* [Short task]
Output the lines that follow exactly as they are.

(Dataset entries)
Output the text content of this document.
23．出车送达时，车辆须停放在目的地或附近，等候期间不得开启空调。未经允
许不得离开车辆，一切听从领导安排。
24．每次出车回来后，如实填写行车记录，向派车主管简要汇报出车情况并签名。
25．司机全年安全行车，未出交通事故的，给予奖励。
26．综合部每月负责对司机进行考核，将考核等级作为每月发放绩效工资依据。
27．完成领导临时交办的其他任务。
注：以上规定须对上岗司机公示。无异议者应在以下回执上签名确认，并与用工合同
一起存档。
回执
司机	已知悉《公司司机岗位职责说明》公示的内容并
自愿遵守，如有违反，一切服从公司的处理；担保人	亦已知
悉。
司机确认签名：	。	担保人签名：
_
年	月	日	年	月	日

* [Result for this task]
Output the text content of this document.
23．出车送达时，车辆须停放在目的地或附近，等候期间不得开启空调。未经允
许不得离开车辆，一切听从领导安排。
24．每次出车回来后，如实填写行车记录，向派车主管简要汇报出车情况并签名。
25．司机全年安全行车，未出交通事故的，给予奖励。
26．综合部每月负责对司机进行考核，将考核等级作为每月发放绩效工资依据。
27．完成领导临时交办的其他任务。
注：以上规定须对上岗司机公示。无异议者应在以下回执上签名确认，并与用工合同
一起存档。
回执
司机	已知悉《公司司机岗位职责说明》公示的内容并
自愿遵守，如有违反，一切服从公司的处理；担保人	亦已知
悉。
司机确认签名：	。	担保人签名：
_
年	月	日	年	月	日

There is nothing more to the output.